TASK TO COMPLETE —
Set down all of the data that follows word for word, without the images.

Collected data entries

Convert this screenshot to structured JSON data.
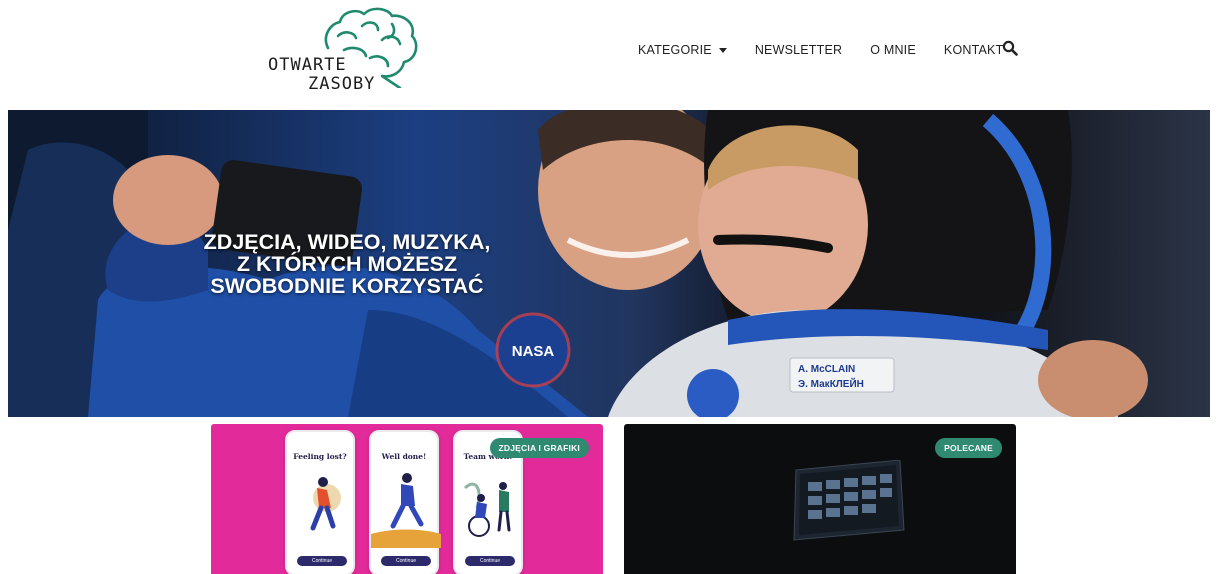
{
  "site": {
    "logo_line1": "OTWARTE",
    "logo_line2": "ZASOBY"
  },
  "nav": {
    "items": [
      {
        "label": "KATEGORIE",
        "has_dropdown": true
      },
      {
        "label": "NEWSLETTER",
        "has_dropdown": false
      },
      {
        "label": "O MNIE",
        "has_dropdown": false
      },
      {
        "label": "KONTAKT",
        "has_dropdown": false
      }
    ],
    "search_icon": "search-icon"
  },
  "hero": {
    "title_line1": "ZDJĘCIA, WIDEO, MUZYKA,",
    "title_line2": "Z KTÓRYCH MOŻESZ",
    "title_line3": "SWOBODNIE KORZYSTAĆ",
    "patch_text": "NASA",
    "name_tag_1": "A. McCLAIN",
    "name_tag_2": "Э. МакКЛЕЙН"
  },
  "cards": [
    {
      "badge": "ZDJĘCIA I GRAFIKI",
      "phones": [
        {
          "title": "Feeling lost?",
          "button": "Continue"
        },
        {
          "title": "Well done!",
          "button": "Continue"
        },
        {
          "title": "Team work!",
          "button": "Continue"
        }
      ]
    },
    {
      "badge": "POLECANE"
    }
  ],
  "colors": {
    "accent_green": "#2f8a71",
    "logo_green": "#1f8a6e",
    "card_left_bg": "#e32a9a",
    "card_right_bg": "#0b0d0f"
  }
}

IN RESPONSE —
Convert this screenshot to structured JSON data.
{
  "site": {
    "logo_line1": "OTWARTE",
    "logo_line2": "ZASOBY"
  },
  "nav": {
    "items": [
      {
        "label": "KATEGORIE",
        "has_dropdown": true
      },
      {
        "label": "NEWSLETTER",
        "has_dropdown": false
      },
      {
        "label": "O MNIE",
        "has_dropdown": false
      },
      {
        "label": "KONTAKT",
        "has_dropdown": false
      }
    ],
    "search_icon": "search-icon"
  },
  "hero": {
    "title_line1": "ZDJĘCIA, WIDEO, MUZYKA,",
    "title_line2": "Z KTÓRYCH MOŻESZ",
    "title_line3": "SWOBODNIE KORZYSTAĆ",
    "patch_text": "NASA",
    "name_tag_1": "A. McCLAIN",
    "name_tag_2": "Э. МакКЛЕЙН"
  },
  "cards": [
    {
      "badge": "ZDJĘCIA I GRAFIKI",
      "phones": [
        {
          "title": "Feeling lost?",
          "button": "Continue"
        },
        {
          "title": "Well done!",
          "button": "Continue"
        },
        {
          "title": "Team work!",
          "button": "Continue"
        }
      ]
    },
    {
      "badge": "POLECANE"
    }
  ],
  "colors": {
    "accent_green": "#2f8a71",
    "logo_green": "#1f8a6e",
    "card_left_bg": "#e32a9a",
    "card_right_bg": "#0b0d0f"
  }
}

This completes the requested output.